EXERCISE DIRECTIONS - Carry none of the pictures over; set down the material below exactly.

Records from a dataset:
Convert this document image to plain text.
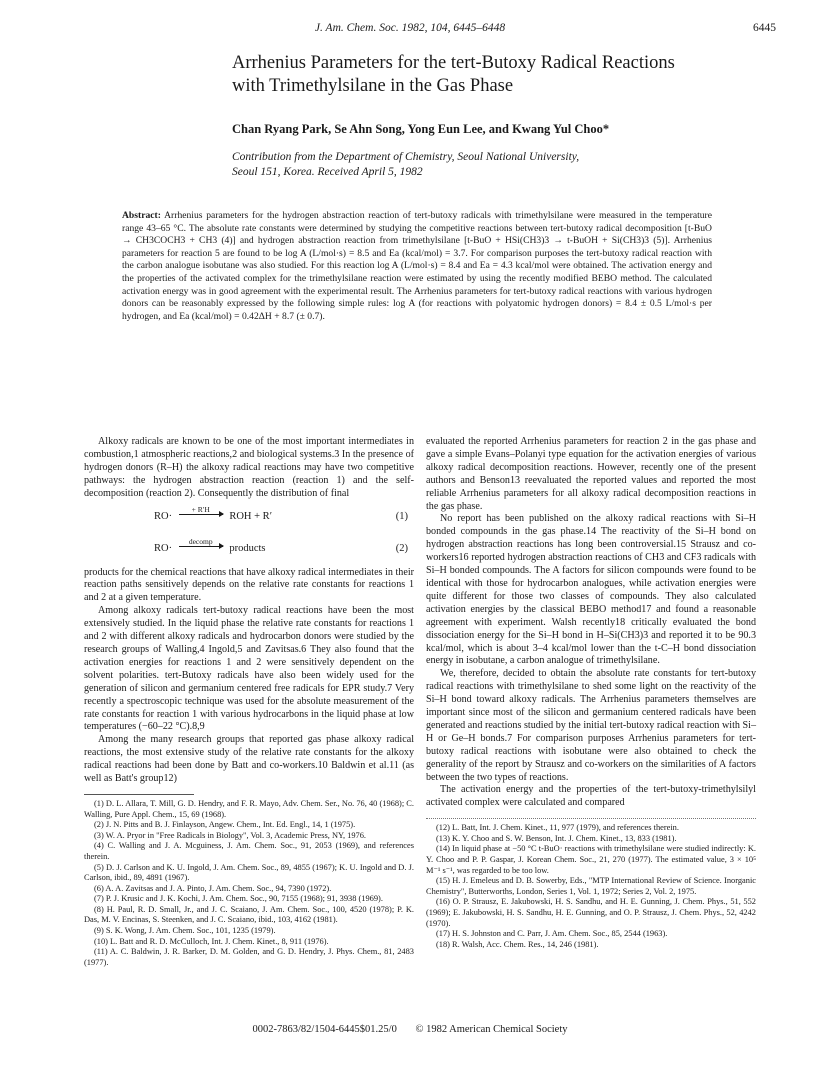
J. Am. Chem. Soc. 1982, 104, 6445–6448	6445
Arrhenius Parameters for the tert-Butoxy Radical Reactions
with Trimethylsilane in the Gas Phase
Chan Ryang Park, Se Ahn Song, Yong Eun Lee, and Kwang Yul Choo*
Contribution from the Department of Chemistry, Seoul National University,
Seoul 151, Korea. Received April 5, 1982
Abstract: Arrhenius parameters for the hydrogen abstraction reaction of tert-butoxy radicals with trimethylsilane were measured in the temperature range 43–65 °C. The absolute rate constants were determined by studying the competitive reactions between tert-butoxy radical decomposition [t-BuO → CH3COCH3 + CH3 (4)] and hydrogen abstraction reaction from trimethylsilane [t-BuO + HSi(CH3)3 → t-BuOH + Si(CH3)3 (5)]. Arrhenius parameters for reaction 5 are found to be log A (L/mol·s) = 8.5 and Ea (kcal/mol) = 3.7. For comparison purposes the tert-butoxy radical reaction with the carbon analogue isobutane was also studied. For this reaction log A (L/mol·s) = 8.4 and Ea = 4.3 kcal/mol were obtained. The activation energy and the properties of the activated complex for the trimethylsilane reaction were estimated by using the recently modified BEBO method. The calculated activation energy was in good agreement with the experimental result. The Arrhenius parameters for tert-butoxy radical reactions with various hydrogen donors can be reasonably expressed by the following simple rules: log A (for reactions with polyatomic hydrogen donors) = 8.4 ± 0.5 L/mol·s per hydrogen, and Ea (kcal/mol) = 0.42ΔH + 8.7 (± 0.7).

Alkoxy radicals are known to be one of the most important intermediates in combustion,1 atmospheric reactions,2 and biological systems.3 In the presence of hydrogen donors (R–H) the alkoxy radical reactions may have two competitive pathways: the hydrogen abstraction reaction (reaction 1) and the self-decomposition (reaction 2). Consequently the distribution of final

RO·
+ R′H
ROH + R′	(1)
RO·
decomp
products	(2)

products for the chemical reactions that have alkoxy radical intermediates in their reaction paths sensitively depends on the relative rate constants for reactions 1 and 2 at a given temperature.

Among alkoxy radicals tert-butoxy radical reactions have been the most extensively studied. In the liquid phase the relative rate constants for reactions 1 and 2 with different alkoxy radicals and hydrocarbon donors were studied by the research groups of Walling,4 Ingold,5 and Zavitsas.6 They also found that the activation energies for reactions 1 and 2 were sensitively dependent on the solvent polarities. tert-Butoxy radicals have also been widely used for the generation of silicon and germanium centered free radicals for EPR study.7 Very recently a spectroscopic technique was used for the absolute measurement of the rate constants for reaction 1 with various hydrocarbons in the liquid phase at low temperatures (−60–22 °C).8,9

Among the many research groups that reported gas phase alkoxy radical reactions, the most extensive study of the relative rate constants for the alkoxy radical reactions had been done by Batt and co-workers.10 Baldwin et al.11 (as well as Batt's group12)

(1) D. L. Allara, T. Mill, G. D. Hendry, and F. R. Mayo, Adv. Chem. Ser., No. 76, 40 (1968); C. Walling, Pure Appl. Chem., 15, 69 (1968).

(2) J. N. Pitts and B. J. Finlayson, Angew. Chem., Int. Ed. Engl., 14, 1 (1975).

(3) W. A. Pryor in "Free Radicals in Biology", Vol. 3, Academic Press, NY, 1976.

(4) C. Walling and J. A. Mcguiness, J. Am. Chem. Soc., 91, 2053 (1969), and references therein.

(5) D. J. Carlson and K. U. Ingold, J. Am. Chem. Soc., 89, 4855 (1967); K. U. Ingold and D. J. Carlson, ibid., 89, 4891 (1967).

(6) A. A. Zavitsas and J. A. Pinto, J. Am. Chem. Soc., 94, 7390 (1972).

(7) P. J. Krusic and J. K. Kochi, J. Am. Chem. Soc., 90, 7155 (1968); 91, 3938 (1969).

(8) H. Paul, R. D. Small, Jr., and J. C. Scaiano, J. Am. Chem. Soc., 100, 4520 (1978); P. K. Das, M. V. Encinas, S. Steenken, and J. C. Scaiano, ibid., 103, 4162 (1981).

(9) S. K. Wong, J. Am. Chem. Soc., 101, 1235 (1979).

(10) L. Batt and R. D. McCulloch, Int. J. Chem. Kinet., 8, 911 (1976).

(11) A. C. Baldwin, J. R. Barker, D. M. Golden, and G. D. Hendry, J. Phys. Chem., 81, 2483 (1977).

evaluated the reported Arrhenius parameters for reaction 2 in the gas phase and gave a simple Evans–Polanyi type equation for the activation energies of various alkoxy radical decomposition reactions. However, recently one of the present authors and Benson13 reevaluated the reported values and reported the most reliable Arrhenius parameters for all alkoxy radical decomposition reactions in the gas phase.

No report has been published on the alkoxy radical reactions with Si–H bonded compounds in the gas phase.14 The reactivity of the Si–H bond on hydrogen abstraction reactions has long been controversial.15 Strausz and co-workers16 reported hydrogen abstraction reactions of CH3 and CF3 radicals with Si–H bonded compounds. The A factors for silicon compounds were found to be identical with those for hydrocarbon analogues, while activation energies were quite different for those two classes of compounds. They also calculated activation energies by the classical BEBO method17 and found a reasonable agreement with experiment. Walsh recently18 critically evaluated the bond dissociation energy for the Si–H bond in H–Si(CH3)3 and reported it to be 90.3 kcal/mol, which is about 3–4 kcal/mol lower than the t-C–H bond dissociation energy in isobutane, a carbon analogue of trimethylsilane.

We, therefore, decided to obtain the absolute rate constants for tert-butoxy radical reactions with trimethylsilane to shed some light on the reactivity of the Si–H bond toward alkoxy radicals. The Arrhenius parameters themselves are important since most of the silicon and germanium centered radicals have been generated and reactions studied by the initial tert-butoxy radical reaction with Si–H or Ge–H bonds.7 For comparison purposes Arrhenius parameters for tert-butoxy radical reactions with isobutane were also obtained to check the generality of the report by Strausz and co-workers on the similarities of A factors between the two types of reactions.

The activation energy and the properties of the tert-butoxy-trimethylsilyl activated complex were calculated and compared

(12) L. Batt, Int. J. Chem. Kinet., 11, 977 (1979), and references therein.

(13) K. Y. Choo and S. W. Benson, Int. J. Chem. Kinet., 13, 833 (1981).

(14) In liquid phase at −50 °C t-BuO· reactions with trimethylsilane were studied indirectly: K. Y. Choo and P. P. Gaspar, J. Korean Chem. Soc., 21, 270 (1977). The estimated value, 3 × 10⁵ M⁻¹ s⁻¹, was regarded to be too low.

(15) H. J. Emeleus and D. B. Sowerby, Eds., "MTP International Review of Science. Inorganic Chemistry", Butterworths, London, Series 1, Vol. 1, 1972; Series 2, Vol. 2, 1975.

(16) O. P. Strausz, E. Jakubowski, H. S. Sandhu, and H. E. Gunning, J. Chem. Phys., 51, 552 (1969); E. Jakubowski, H. S. Sandhu, H. E. Gunning, and O. P. Strausz, J. Chem. Phys., 52, 4242 (1970).

(17) H. S. Johnston and C. Parr, J. Am. Chem. Soc., 85, 2544 (1963).

(18) R. Walsh, Acc. Chem. Res., 14, 246 (1981).

0002-7863/82/1504-6445$01.25/0 © 1982 American Chemical Society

FINAL RESULT -
Convert this document image to plain text.
J. Am. Chem. Soc. 1982, 104, 6445–6448	6445
Arrhenius Parameters for the tert-Butoxy Radical Reactions
with Trimethylsilane in the Gas Phase
Chan Ryang Park, Se Ahn Song, Yong Eun Lee, and Kwang Yul Choo*
Contribution from the Department of Chemistry, Seoul National University,
Seoul 151, Korea. Received April 5, 1982
Abstract: Arrhenius parameters for the hydrogen abstraction reaction of tert-butoxy radicals with trimethylsilane were measured in the temperature range 43–65 °C. The absolute rate constants were determined by studying the competitive reactions between tert-butoxy radical decomposition [t-BuO → CH3COCH3 + CH3 (4)] and hydrogen abstraction reaction from trimethylsilane [t-BuO + HSi(CH3)3 → t-BuOH + Si(CH3)3 (5)]. Arrhenius parameters for reaction 5 are found to be log A (L/mol·s) = 8.5 and Ea (kcal/mol) = 3.7. For comparison purposes the tert-butoxy radical reaction with the carbon analogue isobutane was also studied. For this reaction log A (L/mol·s) = 8.4 and Ea = 4.3 kcal/mol were obtained. The activation energy and the properties of the activated complex for the trimethylsilane reaction were estimated by using the recently modified BEBO method. The calculated activation energy was in good agreement with the experimental result. The Arrhenius parameters for tert-butoxy radical reactions with various hydrogen donors can be reasonably expressed by the following simple rules: log A (for reactions with polyatomic hydrogen donors) = 8.4 ± 0.5 L/mol·s per hydrogen, and Ea (kcal/mol) = 0.42ΔH + 8.7 (± 0.7).

Alkoxy radicals are known to be one of the most important intermediates in combustion,1 atmospheric reactions,2 and biological systems.3 In the presence of hydrogen donors (R–H) the alkoxy radical reactions may have two competitive pathways: the hydrogen abstraction reaction (reaction 1) and the self-decomposition (reaction 2). Consequently the distribution of final

RO·
+ R′H
ROH + R′	(1)
RO·
decomp
products	(2)

products for the chemical reactions that have alkoxy radical intermediates in their reaction paths sensitively depends on the relative rate constants for reactions 1 and 2 at a given temperature.

Among alkoxy radicals tert-butoxy radical reactions have been the most extensively studied. In the liquid phase the relative rate constants for reactions 1 and 2 with different alkoxy radicals and hydrocarbon donors were studied by the research groups of Walling,4 Ingold,5 and Zavitsas.6 They also found that the activation energies for reactions 1 and 2 were sensitively dependent on the solvent polarities. tert-Butoxy radicals have also been widely used for the generation of silicon and germanium centered free radicals for EPR study.7 Very recently a spectroscopic technique was used for the absolute measurement of the rate constants for reaction 1 with various hydrocarbons in the liquid phase at low temperatures (−60–22 °C).8,9

Among the many research groups that reported gas phase alkoxy radical reactions, the most extensive study of the relative rate constants for the alkoxy radical reactions had been done by Batt and co-workers.10 Baldwin et al.11 (as well as Batt's group12)

(1) D. L. Allara, T. Mill, G. D. Hendry, and F. R. Mayo, Adv. Chem. Ser., No. 76, 40 (1968); C. Walling, Pure Appl. Chem., 15, 69 (1968).

(2) J. N. Pitts and B. J. Finlayson, Angew. Chem., Int. Ed. Engl., 14, 1 (1975).

(3) W. A. Pryor in "Free Radicals in Biology", Vol. 3, Academic Press, NY, 1976.

(4) C. Walling and J. A. Mcguiness, J. Am. Chem. Soc., 91, 2053 (1969), and references therein.

(5) D. J. Carlson and K. U. Ingold, J. Am. Chem. Soc., 89, 4855 (1967); K. U. Ingold and D. J. Carlson, ibid., 89, 4891 (1967).

(6) A. A. Zavitsas and J. A. Pinto, J. Am. Chem. Soc., 94, 7390 (1972).

(7) P. J. Krusic and J. K. Kochi, J. Am. Chem. Soc., 90, 7155 (1968); 91, 3938 (1969).

(8) H. Paul, R. D. Small, Jr., and J. C. Scaiano, J. Am. Chem. Soc., 100, 4520 (1978); P. K. Das, M. V. Encinas, S. Steenken, and J. C. Scaiano, ibid., 103, 4162 (1981).

(9) S. K. Wong, J. Am. Chem. Soc., 101, 1235 (1979).

(10) L. Batt and R. D. McCulloch, Int. J. Chem. Kinet., 8, 911 (1976).

(11) A. C. Baldwin, J. R. Barker, D. M. Golden, and G. D. Hendry, J. Phys. Chem., 81, 2483 (1977).

evaluated the reported Arrhenius parameters for reaction 2 in the gas phase and gave a simple Evans–Polanyi type equation for the activation energies of various alkoxy radical decomposition reactions. However, recently one of the present authors and Benson13 reevaluated the reported values and reported the most reliable Arrhenius parameters for all alkoxy radical decomposition reactions in the gas phase.

No report has been published on the alkoxy radical reactions with Si–H bonded compounds in the gas phase.14 The reactivity of the Si–H bond on hydrogen abstraction reactions has long been controversial.15 Strausz and co-workers16 reported hydrogen abstraction reactions of CH3 and CF3 radicals with Si–H bonded compounds. The A factors for silicon compounds were found to be identical with those for hydrocarbon analogues, while activation energies were quite different for those two classes of compounds. They also calculated activation energies by the classical BEBO method17 and found a reasonable agreement with experiment. Walsh recently18 critically evaluated the bond dissociation energy for the Si–H bond in H–Si(CH3)3 and reported it to be 90.3 kcal/mol, which is about 3–4 kcal/mol lower than the t-C–H bond dissociation energy in isobutane, a carbon analogue of trimethylsilane.

We, therefore, decided to obtain the absolute rate constants for tert-butoxy radical reactions with trimethylsilane to shed some light on the reactivity of the Si–H bond toward alkoxy radicals. The Arrhenius parameters themselves are important since most of the silicon and germanium centered radicals have been generated and reactions studied by the initial tert-butoxy radical reaction with Si–H or Ge–H bonds.7 For comparison purposes Arrhenius parameters for tert-butoxy radical reactions with isobutane were also obtained to check the generality of the report by Strausz and co-workers on the similarities of A factors between the two types of reactions.

The activation energy and the properties of the tert-butoxy-trimethylsilyl activated complex were calculated and compared

(12) L. Batt, Int. J. Chem. Kinet., 11, 977 (1979), and references therein.

(13) K. Y. Choo and S. W. Benson, Int. J. Chem. Kinet., 13, 833 (1981).

(14) In liquid phase at −50 °C t-BuO· reactions with trimethylsilane were studied indirectly: K. Y. Choo and P. P. Gaspar, J. Korean Chem. Soc., 21, 270 (1977). The estimated value, 3 × 10⁵ M⁻¹ s⁻¹, was regarded to be too low.

(15) H. J. Emeleus and D. B. Sowerby, Eds., "MTP International Review of Science. Inorganic Chemistry", Butterworths, London, Series 1, Vol. 1, 1972; Series 2, Vol. 2, 1975.

(16) O. P. Strausz, E. Jakubowski, H. S. Sandhu, and H. E. Gunning, J. Chem. Phys., 51, 552 (1969); E. Jakubowski, H. S. Sandhu, H. E. Gunning, and O. P. Strausz, J. Chem. Phys., 52, 4242 (1970).

(17) H. S. Johnston and C. Parr, J. Am. Chem. Soc., 85, 2544 (1963).

(18) R. Walsh, Acc. Chem. Res., 14, 246 (1981).

0002-7863/82/1504-6445$01.25/0 © 1982 American Chemical Society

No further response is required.